● **Goal of the exercise**
Scan the lines below for the word "Sayfa". Copy each line you find it in.

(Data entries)
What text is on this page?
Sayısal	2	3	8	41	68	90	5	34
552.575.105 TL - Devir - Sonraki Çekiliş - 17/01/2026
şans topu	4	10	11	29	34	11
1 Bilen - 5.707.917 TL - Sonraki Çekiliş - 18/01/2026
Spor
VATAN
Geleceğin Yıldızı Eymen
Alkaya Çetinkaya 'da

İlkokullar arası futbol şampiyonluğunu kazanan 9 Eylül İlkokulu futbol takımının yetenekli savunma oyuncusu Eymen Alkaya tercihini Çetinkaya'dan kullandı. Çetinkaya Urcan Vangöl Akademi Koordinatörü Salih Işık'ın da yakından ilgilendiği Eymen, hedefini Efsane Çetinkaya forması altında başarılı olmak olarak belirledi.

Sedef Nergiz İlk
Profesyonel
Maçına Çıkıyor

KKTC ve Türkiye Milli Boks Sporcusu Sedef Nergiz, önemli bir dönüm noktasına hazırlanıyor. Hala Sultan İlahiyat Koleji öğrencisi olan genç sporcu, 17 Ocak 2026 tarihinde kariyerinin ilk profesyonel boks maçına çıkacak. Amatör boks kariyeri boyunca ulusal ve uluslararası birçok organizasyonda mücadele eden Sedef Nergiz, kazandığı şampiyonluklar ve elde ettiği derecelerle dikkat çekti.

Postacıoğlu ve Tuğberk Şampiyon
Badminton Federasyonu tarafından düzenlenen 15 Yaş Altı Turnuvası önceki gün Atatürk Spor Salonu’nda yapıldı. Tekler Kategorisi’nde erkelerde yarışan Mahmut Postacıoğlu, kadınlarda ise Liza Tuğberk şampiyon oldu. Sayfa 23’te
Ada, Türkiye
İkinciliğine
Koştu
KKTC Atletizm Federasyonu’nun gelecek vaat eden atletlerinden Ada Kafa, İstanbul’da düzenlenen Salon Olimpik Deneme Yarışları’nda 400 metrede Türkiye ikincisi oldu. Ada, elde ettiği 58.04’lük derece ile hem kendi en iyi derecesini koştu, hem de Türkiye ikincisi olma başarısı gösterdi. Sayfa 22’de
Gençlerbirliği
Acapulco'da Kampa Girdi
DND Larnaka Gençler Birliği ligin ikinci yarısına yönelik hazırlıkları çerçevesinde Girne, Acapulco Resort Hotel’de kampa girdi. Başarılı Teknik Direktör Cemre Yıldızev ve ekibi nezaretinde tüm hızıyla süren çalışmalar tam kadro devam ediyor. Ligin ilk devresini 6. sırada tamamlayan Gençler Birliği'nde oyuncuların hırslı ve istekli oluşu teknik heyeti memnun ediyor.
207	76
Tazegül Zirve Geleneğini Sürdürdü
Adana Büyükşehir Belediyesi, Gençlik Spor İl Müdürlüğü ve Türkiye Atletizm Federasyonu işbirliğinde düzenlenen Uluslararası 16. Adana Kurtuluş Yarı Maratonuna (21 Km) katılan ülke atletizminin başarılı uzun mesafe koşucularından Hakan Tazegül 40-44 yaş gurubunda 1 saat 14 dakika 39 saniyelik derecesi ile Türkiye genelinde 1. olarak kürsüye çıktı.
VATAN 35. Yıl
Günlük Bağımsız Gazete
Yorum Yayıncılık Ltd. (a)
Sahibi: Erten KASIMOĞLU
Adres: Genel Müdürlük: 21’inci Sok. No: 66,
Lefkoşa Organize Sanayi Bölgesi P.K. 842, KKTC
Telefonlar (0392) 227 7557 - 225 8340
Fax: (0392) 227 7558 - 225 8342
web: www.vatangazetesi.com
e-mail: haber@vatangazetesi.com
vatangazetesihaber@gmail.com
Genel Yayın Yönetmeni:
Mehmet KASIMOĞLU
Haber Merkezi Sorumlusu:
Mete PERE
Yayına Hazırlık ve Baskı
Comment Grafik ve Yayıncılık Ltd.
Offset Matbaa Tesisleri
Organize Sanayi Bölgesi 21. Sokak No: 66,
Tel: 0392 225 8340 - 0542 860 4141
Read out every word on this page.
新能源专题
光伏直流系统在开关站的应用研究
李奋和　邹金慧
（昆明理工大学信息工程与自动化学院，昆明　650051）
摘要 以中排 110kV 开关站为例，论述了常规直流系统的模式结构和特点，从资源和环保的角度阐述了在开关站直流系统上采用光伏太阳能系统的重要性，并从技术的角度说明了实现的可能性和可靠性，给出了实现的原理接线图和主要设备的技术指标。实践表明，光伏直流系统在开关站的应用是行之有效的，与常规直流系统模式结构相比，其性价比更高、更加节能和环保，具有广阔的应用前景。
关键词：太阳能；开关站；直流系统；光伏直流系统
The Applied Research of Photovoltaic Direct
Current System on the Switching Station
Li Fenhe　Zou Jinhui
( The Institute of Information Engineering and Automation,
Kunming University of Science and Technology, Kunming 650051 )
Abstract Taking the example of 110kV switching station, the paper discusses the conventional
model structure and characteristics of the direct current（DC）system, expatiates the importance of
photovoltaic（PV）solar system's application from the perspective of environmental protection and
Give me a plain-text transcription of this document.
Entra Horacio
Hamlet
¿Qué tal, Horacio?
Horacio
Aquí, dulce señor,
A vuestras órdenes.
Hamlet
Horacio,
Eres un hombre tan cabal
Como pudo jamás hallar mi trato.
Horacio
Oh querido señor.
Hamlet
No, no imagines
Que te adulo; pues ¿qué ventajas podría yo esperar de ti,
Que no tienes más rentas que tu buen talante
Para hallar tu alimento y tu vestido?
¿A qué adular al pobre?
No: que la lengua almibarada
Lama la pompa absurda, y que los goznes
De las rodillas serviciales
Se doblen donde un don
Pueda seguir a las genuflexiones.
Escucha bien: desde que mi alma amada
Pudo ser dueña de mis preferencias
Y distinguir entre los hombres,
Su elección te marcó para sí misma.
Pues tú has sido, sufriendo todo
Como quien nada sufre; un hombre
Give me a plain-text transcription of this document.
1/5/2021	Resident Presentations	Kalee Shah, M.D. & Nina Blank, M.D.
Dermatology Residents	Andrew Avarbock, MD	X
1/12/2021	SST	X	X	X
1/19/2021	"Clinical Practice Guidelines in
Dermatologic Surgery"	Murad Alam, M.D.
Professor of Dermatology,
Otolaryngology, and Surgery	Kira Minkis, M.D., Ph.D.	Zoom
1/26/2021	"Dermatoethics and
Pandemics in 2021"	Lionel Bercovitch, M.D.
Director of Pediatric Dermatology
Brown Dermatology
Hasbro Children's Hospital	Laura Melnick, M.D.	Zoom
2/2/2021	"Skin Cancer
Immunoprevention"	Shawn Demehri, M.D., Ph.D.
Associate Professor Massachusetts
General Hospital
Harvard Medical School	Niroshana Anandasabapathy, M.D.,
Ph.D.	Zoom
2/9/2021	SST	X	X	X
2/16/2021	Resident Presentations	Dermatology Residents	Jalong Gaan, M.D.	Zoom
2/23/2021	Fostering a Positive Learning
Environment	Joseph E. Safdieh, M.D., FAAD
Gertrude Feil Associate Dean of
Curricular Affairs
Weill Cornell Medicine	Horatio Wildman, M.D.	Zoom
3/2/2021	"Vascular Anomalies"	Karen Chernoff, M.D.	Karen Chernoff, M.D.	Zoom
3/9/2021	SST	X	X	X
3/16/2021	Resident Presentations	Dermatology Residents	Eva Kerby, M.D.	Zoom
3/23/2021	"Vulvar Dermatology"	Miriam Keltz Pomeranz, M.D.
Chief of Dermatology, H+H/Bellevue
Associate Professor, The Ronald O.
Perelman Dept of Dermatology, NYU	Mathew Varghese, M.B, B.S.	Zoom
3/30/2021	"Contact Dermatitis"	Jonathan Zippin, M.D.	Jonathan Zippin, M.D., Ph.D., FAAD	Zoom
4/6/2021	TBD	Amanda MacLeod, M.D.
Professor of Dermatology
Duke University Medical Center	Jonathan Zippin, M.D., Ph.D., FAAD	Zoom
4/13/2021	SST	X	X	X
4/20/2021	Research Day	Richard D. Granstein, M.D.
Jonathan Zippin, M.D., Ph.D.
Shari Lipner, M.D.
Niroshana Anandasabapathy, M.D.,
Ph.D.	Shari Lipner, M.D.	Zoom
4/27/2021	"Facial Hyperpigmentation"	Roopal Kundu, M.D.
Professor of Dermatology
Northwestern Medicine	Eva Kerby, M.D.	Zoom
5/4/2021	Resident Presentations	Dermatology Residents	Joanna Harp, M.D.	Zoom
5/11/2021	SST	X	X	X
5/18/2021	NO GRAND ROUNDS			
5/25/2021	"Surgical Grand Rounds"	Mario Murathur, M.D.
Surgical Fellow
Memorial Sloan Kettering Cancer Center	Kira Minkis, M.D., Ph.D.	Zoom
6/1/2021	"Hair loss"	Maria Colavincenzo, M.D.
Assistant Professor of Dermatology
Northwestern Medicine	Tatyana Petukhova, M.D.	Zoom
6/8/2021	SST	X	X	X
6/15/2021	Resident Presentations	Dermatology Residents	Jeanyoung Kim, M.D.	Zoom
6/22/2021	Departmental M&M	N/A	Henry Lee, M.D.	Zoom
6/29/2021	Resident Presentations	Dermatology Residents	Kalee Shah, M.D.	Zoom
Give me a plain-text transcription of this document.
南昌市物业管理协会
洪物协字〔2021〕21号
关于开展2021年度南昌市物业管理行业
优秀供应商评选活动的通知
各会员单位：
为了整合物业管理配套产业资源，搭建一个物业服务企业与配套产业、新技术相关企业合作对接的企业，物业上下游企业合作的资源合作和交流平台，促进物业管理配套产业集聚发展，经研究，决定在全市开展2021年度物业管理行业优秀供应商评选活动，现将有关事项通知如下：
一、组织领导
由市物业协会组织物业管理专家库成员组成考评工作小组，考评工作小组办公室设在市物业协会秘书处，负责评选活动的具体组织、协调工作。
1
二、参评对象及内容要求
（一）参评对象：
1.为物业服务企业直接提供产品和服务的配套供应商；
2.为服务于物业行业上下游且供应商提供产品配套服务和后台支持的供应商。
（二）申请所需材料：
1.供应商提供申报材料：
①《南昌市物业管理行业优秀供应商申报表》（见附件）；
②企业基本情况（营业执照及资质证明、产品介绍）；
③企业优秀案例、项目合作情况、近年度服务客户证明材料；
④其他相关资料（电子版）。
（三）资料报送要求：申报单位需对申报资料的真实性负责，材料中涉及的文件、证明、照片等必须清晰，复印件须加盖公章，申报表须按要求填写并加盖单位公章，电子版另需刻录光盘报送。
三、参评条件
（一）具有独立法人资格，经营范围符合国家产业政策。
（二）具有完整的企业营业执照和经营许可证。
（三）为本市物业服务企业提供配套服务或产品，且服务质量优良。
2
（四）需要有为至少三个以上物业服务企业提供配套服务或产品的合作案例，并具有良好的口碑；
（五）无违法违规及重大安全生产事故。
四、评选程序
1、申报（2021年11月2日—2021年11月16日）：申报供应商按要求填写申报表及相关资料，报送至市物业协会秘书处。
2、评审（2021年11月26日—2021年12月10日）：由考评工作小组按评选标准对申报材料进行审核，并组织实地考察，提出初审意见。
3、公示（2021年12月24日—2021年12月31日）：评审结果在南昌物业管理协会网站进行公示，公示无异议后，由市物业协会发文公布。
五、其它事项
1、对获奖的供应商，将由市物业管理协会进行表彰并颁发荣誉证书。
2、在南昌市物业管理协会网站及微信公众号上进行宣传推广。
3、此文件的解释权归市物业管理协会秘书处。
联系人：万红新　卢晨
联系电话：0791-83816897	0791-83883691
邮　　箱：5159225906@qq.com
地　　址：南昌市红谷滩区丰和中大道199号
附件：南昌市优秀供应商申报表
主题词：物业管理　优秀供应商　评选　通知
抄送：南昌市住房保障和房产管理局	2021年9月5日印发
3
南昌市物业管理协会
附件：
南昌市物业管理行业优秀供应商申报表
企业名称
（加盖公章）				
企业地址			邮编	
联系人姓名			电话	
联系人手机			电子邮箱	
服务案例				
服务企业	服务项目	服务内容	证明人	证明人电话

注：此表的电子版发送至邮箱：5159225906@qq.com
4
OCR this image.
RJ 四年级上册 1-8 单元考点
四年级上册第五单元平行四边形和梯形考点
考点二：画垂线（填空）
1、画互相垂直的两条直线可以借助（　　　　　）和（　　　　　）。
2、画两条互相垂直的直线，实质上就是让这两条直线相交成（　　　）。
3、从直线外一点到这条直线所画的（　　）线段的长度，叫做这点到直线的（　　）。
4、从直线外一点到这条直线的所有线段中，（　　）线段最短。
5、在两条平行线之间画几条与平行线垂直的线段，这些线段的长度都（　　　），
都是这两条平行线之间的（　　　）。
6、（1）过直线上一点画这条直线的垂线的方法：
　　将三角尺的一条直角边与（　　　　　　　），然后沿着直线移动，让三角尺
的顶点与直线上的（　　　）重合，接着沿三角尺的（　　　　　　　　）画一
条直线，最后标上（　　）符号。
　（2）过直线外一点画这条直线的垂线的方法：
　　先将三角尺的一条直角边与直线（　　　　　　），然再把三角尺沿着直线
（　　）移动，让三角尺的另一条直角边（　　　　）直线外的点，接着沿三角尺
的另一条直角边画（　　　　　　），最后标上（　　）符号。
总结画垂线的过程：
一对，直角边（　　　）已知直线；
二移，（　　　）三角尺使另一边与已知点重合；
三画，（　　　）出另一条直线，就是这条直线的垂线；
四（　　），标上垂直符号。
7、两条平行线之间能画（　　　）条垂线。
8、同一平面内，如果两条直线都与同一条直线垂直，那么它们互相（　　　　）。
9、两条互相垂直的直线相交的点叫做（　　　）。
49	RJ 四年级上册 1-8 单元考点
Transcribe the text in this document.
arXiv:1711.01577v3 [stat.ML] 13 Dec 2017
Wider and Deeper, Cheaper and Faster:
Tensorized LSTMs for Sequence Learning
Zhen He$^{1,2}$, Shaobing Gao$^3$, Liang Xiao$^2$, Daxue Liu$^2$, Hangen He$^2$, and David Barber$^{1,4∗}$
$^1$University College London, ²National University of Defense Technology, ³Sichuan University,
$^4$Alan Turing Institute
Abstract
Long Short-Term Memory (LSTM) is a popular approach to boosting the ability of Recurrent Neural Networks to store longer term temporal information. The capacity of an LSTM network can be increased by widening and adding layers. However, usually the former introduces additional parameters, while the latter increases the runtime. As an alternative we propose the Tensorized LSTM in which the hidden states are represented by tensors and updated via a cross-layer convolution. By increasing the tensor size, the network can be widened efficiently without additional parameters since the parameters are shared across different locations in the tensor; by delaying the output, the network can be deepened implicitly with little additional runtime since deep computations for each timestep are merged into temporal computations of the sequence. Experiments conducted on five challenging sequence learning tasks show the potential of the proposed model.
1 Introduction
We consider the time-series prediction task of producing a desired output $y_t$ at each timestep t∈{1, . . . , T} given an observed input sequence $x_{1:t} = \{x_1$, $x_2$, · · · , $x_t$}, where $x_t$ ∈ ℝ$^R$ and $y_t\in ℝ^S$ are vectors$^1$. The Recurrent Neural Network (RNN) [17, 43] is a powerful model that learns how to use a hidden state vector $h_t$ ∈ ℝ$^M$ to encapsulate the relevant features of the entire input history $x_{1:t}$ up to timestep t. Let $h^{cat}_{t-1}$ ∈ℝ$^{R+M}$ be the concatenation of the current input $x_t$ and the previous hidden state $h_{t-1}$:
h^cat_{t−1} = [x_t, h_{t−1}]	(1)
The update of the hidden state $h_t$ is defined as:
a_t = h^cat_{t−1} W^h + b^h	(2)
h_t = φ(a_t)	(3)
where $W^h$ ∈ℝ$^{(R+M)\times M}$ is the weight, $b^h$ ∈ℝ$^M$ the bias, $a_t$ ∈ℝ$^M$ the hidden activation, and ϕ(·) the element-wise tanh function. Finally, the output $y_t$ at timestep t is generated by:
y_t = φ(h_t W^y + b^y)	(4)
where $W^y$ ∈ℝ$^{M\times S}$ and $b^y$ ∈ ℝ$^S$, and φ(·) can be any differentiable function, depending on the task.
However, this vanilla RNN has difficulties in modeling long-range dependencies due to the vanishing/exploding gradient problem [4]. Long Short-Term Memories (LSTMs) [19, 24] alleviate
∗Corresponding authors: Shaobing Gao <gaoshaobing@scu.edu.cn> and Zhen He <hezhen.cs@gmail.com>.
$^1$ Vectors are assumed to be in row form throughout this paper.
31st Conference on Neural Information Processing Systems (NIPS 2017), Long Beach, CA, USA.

● **Solution to the problem**
Badminton Federasyonu tarafından düzenlenen 15 Yaş Altı Turnuvası önceki gün Atatürk Spor Salonu’nda yapıldı. Tekler Kategorisi’nde erkelerde yarışan Mahmut Postacıoğlu, kadınlarda ise Liza Tuğberk şampiyon oldu. Sayfa 23’te
KKTC Atletizm Federasyonu’nun gelecek vaat eden atletlerinden Ada Kafa, İstanbul’da düzenlenen Salon Olimpik Deneme Yarışları’nda 400 metrede Türkiye ikincisi oldu. Ada, elde ettiği 58.04’lük derece ile hem kendi en iyi derecesini koştu, hem de Türkiye ikincisi olma başarısı gösterdi. Sayfa 22’de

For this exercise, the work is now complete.